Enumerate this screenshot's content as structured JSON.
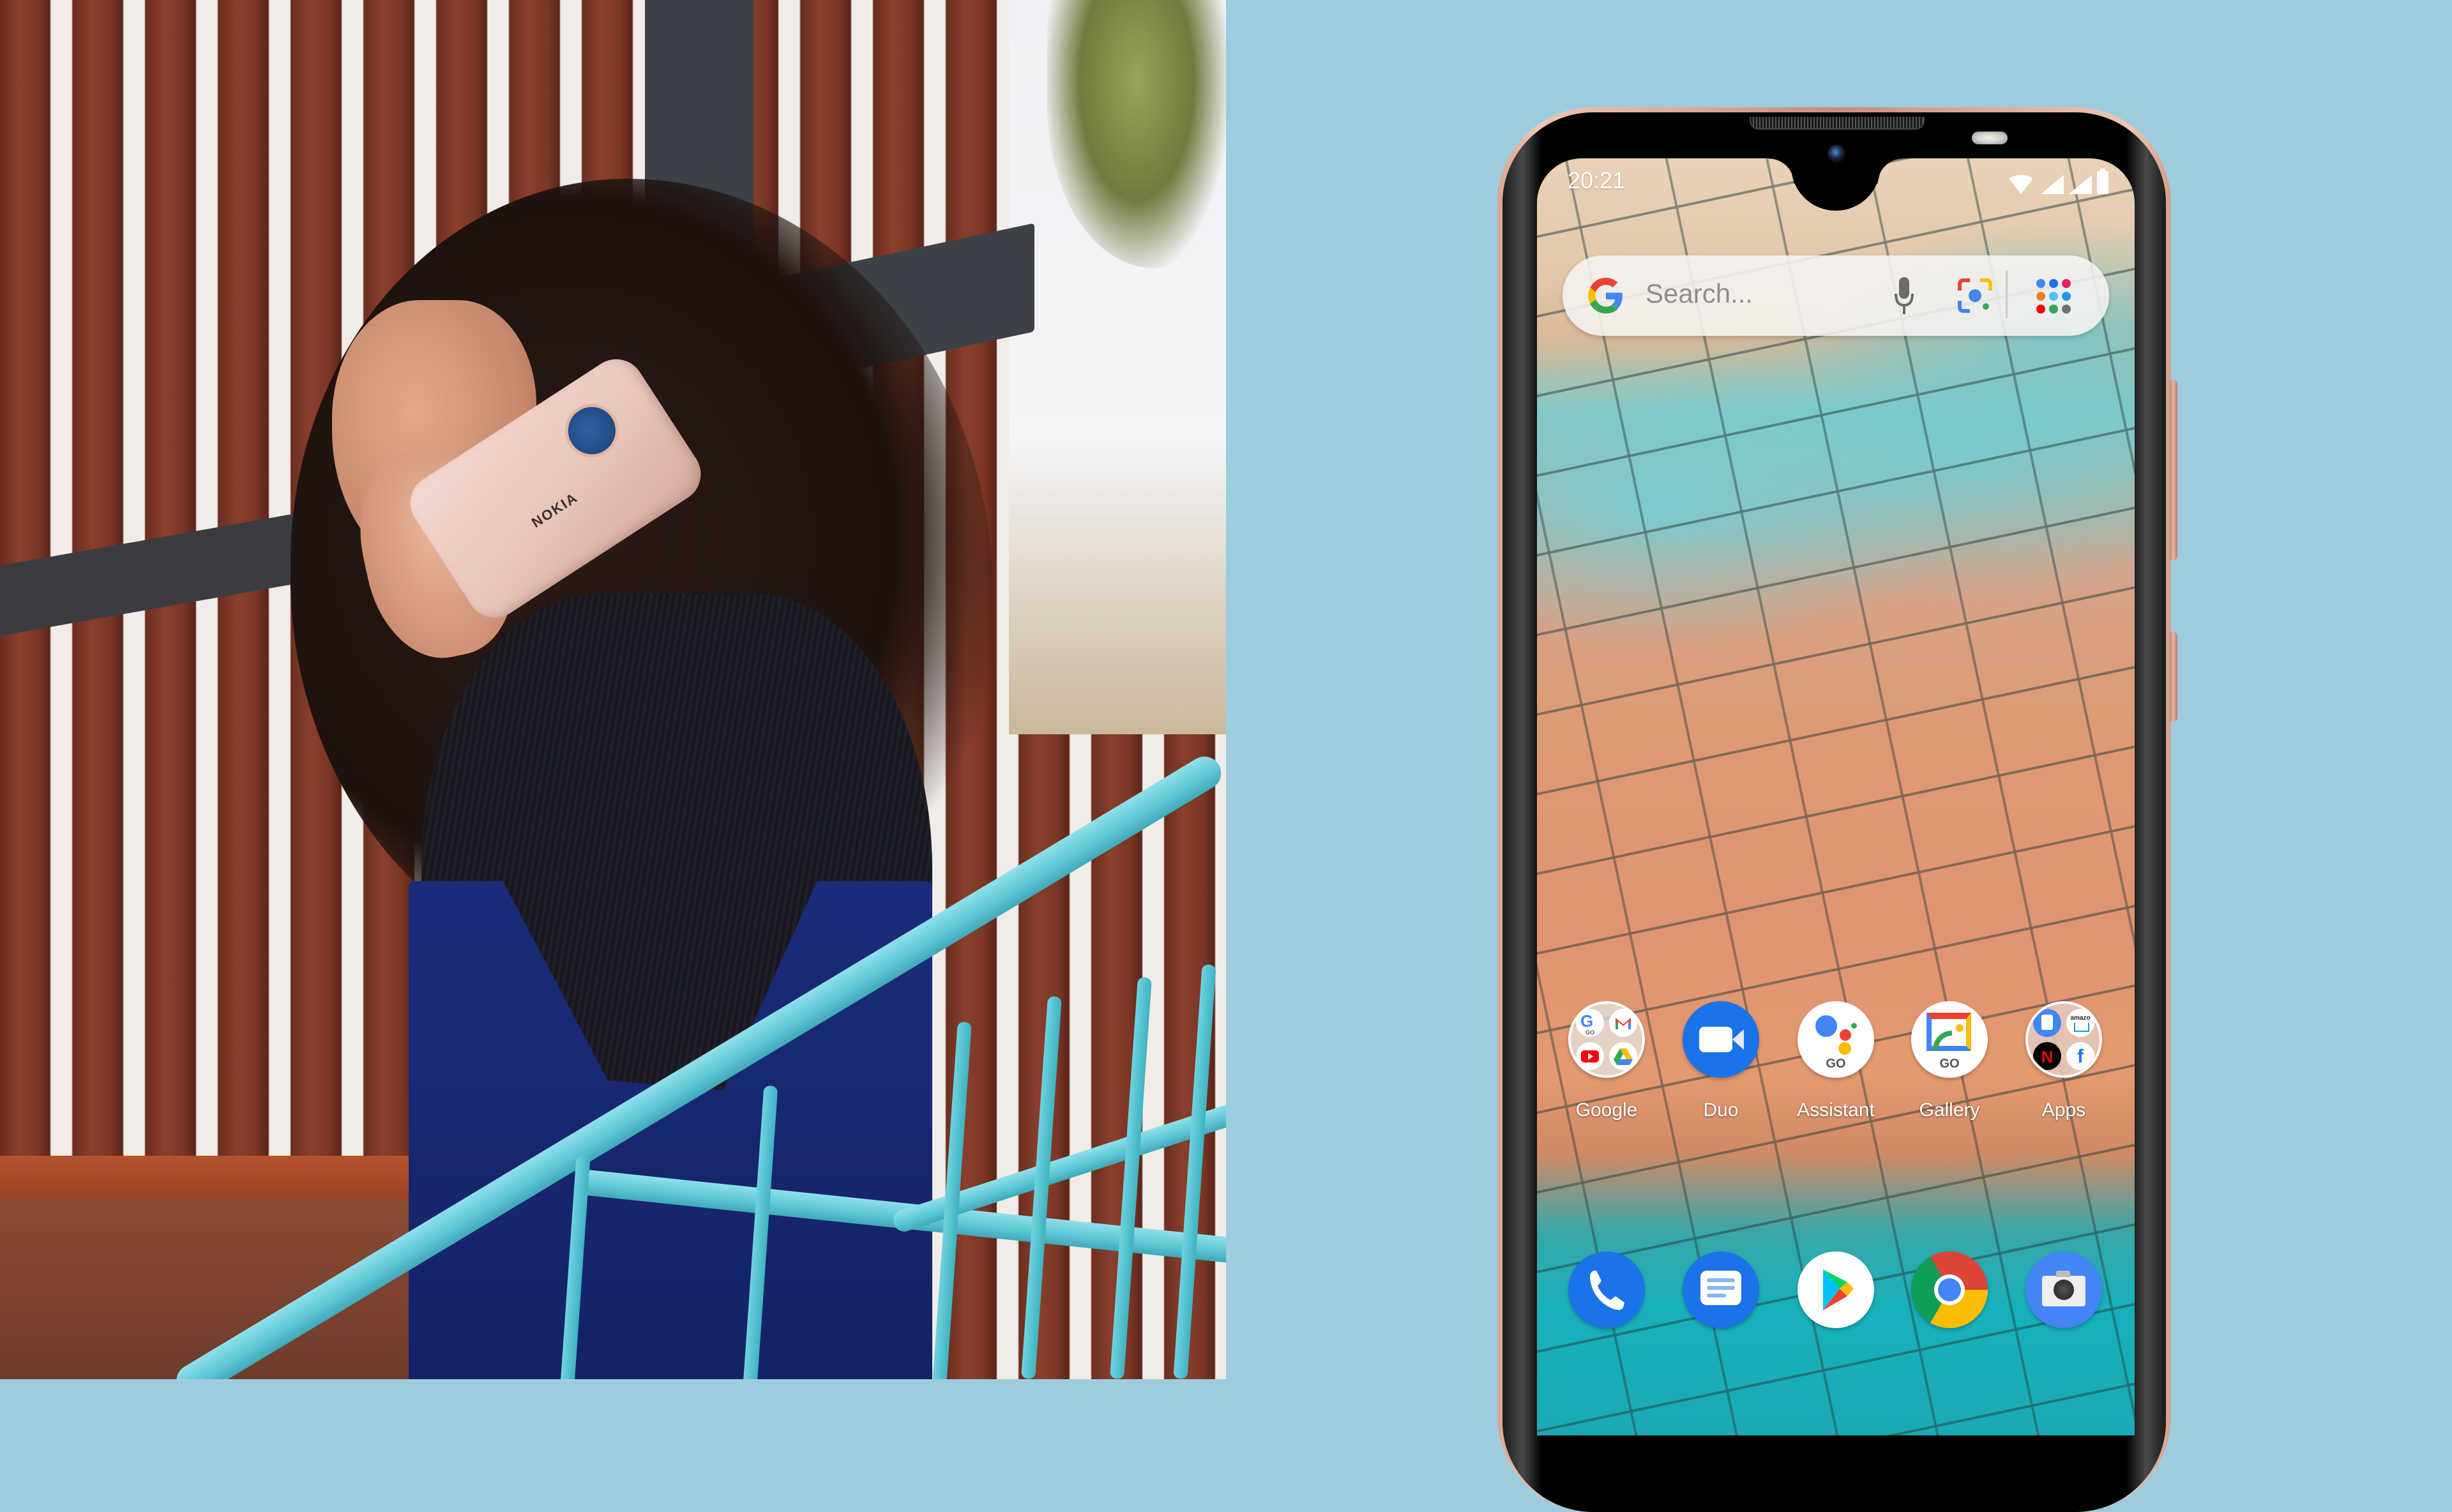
{
  "left_panel": {
    "photo_subject": "woman holding a pink phone to her ear",
    "phone_brand_text": "NOKIA"
  },
  "device": {
    "status_bar": {
      "time": "20:21",
      "icons": [
        "wifi-icon",
        "signal-icon",
        "signal-icon",
        "battery-icon"
      ]
    },
    "search_widget": {
      "placeholder": "Search...",
      "icons": [
        "google-g-icon",
        "microphone-icon",
        "google-lens-icon",
        "apps-grid-icon"
      ]
    },
    "home_apps": [
      {
        "label": "Google",
        "icon": "google-folder-icon",
        "type": "folder",
        "contents": [
          "google-go-icon",
          "gmail-icon",
          "youtube-icon",
          "drive-icon"
        ]
      },
      {
        "label": "Duo",
        "icon": "duo-video-icon"
      },
      {
        "label": "Assistant",
        "icon": "assistant-go-icon",
        "badge": "GO"
      },
      {
        "label": "Gallery",
        "icon": "gallery-go-icon",
        "badge": "GO"
      },
      {
        "label": "Apps",
        "icon": "apps-folder-icon",
        "type": "folder",
        "contents": [
          "files-icon",
          "amazon-icon",
          "netflix-icon",
          "facebook-icon"
        ],
        "amazon_text": "amazo"
      }
    ],
    "dock": [
      {
        "name": "Phone",
        "icon": "phone-icon"
      },
      {
        "name": "Messages",
        "icon": "messages-icon"
      },
      {
        "name": "Play Store",
        "icon": "play-store-icon"
      },
      {
        "name": "Chrome",
        "icon": "chrome-icon"
      },
      {
        "name": "Camera",
        "icon": "camera-icon"
      }
    ]
  },
  "colors": {
    "background": "#9ECCDF",
    "phone_frame": "#E7B6A4",
    "google_blue": "#4285F4",
    "google_red": "#EA4335",
    "google_yellow": "#FBBC05",
    "google_green": "#34A853"
  }
}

-=-=-=-=-

■ Objective
Quote the entries above word for word. Leave the images out.

■ Reply to the exercise
Enumerate this screenshot's content as structured JSON.
{
  "left_panel": {
    "photo_subject": "woman holding a pink phone to her ear",
    "phone_brand_text": "NOKIA"
  },
  "device": {
    "status_bar": {
      "time": "20:21",
      "icons": [
        "wifi-icon",
        "signal-icon",
        "signal-icon",
        "battery-icon"
      ]
    },
    "search_widget": {
      "placeholder": "Search...",
      "icons": [
        "google-g-icon",
        "microphone-icon",
        "google-lens-icon",
        "apps-grid-icon"
      ]
    },
    "home_apps": [
      {
        "label": "Google",
        "icon": "google-folder-icon",
        "type": "folder",
        "contents": [
          "google-go-icon",
          "gmail-icon",
          "youtube-icon",
          "drive-icon"
        ]
      },
      {
        "label": "Duo",
        "icon": "duo-video-icon"
      },
      {
        "label": "Assistant",
        "icon": "assistant-go-icon",
        "badge": "GO"
      },
      {
        "label": "Gallery",
        "icon": "gallery-go-icon",
        "badge": "GO"
      },
      {
        "label": "Apps",
        "icon": "apps-folder-icon",
        "type": "folder",
        "contents": [
          "files-icon",
          "amazon-icon",
          "netflix-icon",
          "facebook-icon"
        ],
        "amazon_text": "amazo"
      }
    ],
    "dock": [
      {
        "name": "Phone",
        "icon": "phone-icon"
      },
      {
        "name": "Messages",
        "icon": "messages-icon"
      },
      {
        "name": "Play Store",
        "icon": "play-store-icon"
      },
      {
        "name": "Chrome",
        "icon": "chrome-icon"
      },
      {
        "name": "Camera",
        "icon": "camera-icon"
      }
    ]
  },
  "colors": {
    "background": "#9ECCDF",
    "phone_frame": "#E7B6A4",
    "google_blue": "#4285F4",
    "google_red": "#EA4335",
    "google_yellow": "#FBBC05",
    "google_green": "#34A853"
  }
}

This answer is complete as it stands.